Collection entries
============================================================
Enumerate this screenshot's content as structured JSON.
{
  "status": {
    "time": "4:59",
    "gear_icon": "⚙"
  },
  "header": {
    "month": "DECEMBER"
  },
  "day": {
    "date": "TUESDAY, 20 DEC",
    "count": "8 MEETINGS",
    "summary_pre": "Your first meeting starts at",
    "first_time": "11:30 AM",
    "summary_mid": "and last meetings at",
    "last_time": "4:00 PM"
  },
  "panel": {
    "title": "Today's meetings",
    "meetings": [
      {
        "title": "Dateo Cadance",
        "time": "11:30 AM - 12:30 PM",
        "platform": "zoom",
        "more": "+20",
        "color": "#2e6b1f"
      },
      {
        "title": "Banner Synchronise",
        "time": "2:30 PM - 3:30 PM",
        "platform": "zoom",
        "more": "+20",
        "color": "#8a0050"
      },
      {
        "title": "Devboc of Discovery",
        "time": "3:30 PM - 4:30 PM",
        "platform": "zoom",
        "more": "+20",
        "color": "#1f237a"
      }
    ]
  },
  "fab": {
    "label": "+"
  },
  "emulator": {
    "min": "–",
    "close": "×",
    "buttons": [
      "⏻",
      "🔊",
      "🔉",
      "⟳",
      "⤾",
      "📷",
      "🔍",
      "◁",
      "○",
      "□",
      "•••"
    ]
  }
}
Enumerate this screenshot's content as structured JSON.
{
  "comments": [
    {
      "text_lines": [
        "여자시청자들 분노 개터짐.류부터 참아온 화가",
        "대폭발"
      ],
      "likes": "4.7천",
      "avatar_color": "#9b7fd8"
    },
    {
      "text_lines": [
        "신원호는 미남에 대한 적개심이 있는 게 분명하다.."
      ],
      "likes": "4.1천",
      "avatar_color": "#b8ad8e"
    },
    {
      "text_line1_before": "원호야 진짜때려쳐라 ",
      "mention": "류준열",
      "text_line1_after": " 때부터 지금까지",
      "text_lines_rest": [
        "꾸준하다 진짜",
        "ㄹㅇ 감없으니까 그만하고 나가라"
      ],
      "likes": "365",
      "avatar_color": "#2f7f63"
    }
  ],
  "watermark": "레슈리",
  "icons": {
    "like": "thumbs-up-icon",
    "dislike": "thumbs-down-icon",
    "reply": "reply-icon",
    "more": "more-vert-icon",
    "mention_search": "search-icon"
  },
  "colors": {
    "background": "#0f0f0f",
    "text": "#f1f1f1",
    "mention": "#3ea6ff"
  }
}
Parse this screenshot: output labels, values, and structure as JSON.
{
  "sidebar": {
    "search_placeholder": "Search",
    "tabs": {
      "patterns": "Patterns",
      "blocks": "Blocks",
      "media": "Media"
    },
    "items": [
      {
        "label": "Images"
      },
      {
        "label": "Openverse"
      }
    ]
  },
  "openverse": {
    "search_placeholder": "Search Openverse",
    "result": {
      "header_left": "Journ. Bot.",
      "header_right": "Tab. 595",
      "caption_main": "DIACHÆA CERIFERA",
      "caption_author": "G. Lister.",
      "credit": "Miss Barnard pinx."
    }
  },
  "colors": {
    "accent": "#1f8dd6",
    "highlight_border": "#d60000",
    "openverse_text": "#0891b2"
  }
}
============================================================
→ **Your instructions**: Retype the data exactly as given.

→ **Problem solution**:
Enumerate this screenshot's content as structured JSON.
{
  "status": {
    "time": "4:59",
    "gear_icon": "⚙"
  },
  "header": {
    "month": "DECEMBER"
  },
  "day": {
    "date": "TUESDAY, 20 DEC",
    "count": "8 MEETINGS",
    "summary_pre": "Your first meeting starts at",
    "first_time": "11:30 AM",
    "summary_mid": "and last meetings at",
    "last_time": "4:00 PM"
  },
  "panel": {
    "title": "Today's meetings",
    "meetings": [
      {
        "title": "Dateo Cadance",
        "time": "11:30 AM - 12:30 PM",
        "platform": "zoom",
        "more": "+20",
        "color": "#2e6b1f"
      },
      {
        "title": "Banner Synchronise",
        "time": "2:30 PM - 3:30 PM",
        "platform": "zoom",
        "more": "+20",
        "color": "#8a0050"
      },
      {
        "title": "Devboc of Discovery",
        "time": "3:30 PM - 4:30 PM",
        "platform": "zoom",
        "more": "+20",
        "color": "#1f237a"
      }
    ]
  },
  "fab": {
    "label": "+"
  },
  "emulator": {
    "min": "–",
    "close": "×",
    "buttons": [
      "⏻",
      "🔊",
      "🔉",
      "⟳",
      "⤾",
      "📷",
      "🔍",
      "◁",
      "○",
      "□",
      "•••"
    ]
  }
}
Enumerate this screenshot's content as structured JSON.
{
  "comments": [
    {
      "text_lines": [
        "여자시청자들 분노 개터짐.류부터 참아온 화가",
        "대폭발"
      ],
      "likes": "4.7천",
      "avatar_color": "#9b7fd8"
    },
    {
      "text_lines": [
        "신원호는 미남에 대한 적개심이 있는 게 분명하다.."
      ],
      "likes": "4.1천",
      "avatar_color": "#b8ad8e"
    },
    {
      "text_line1_before": "원호야 진짜때려쳐라 ",
      "mention": "류준열",
      "text_line1_after": " 때부터 지금까지",
      "text_lines_rest": [
        "꾸준하다 진짜",
        "ㄹㅇ 감없으니까 그만하고 나가라"
      ],
      "likes": "365",
      "avatar_color": "#2f7f63"
    }
  ],
  "watermark": "레슈리",
  "icons": {
    "like": "thumbs-up-icon",
    "dislike": "thumbs-down-icon",
    "reply": "reply-icon",
    "more": "more-vert-icon",
    "mention_search": "search-icon"
  },
  "colors": {
    "background": "#0f0f0f",
    "text": "#f1f1f1",
    "mention": "#3ea6ff"
  }
}
Parse this screenshot: output labels, values, and structure as JSON.
{
  "sidebar": {
    "search_placeholder": "Search",
    "tabs": {
      "patterns": "Patterns",
      "blocks": "Blocks",
      "media": "Media"
    },
    "items": [
      {
        "label": "Images"
      },
      {
        "label": "Openverse"
      }
    ]
  },
  "openverse": {
    "search_placeholder": "Search Openverse",
    "result": {
      "header_left": "Journ. Bot.",
      "header_right": "Tab. 595",
      "caption_main": "DIACHÆA CERIFERA",
      "caption_author": "G. Lister.",
      "credit": "Miss Barnard pinx."
    }
  },
  "colors": {
    "accent": "#1f8dd6",
    "highlight_border": "#d60000",
    "openverse_text": "#0891b2"
  }
}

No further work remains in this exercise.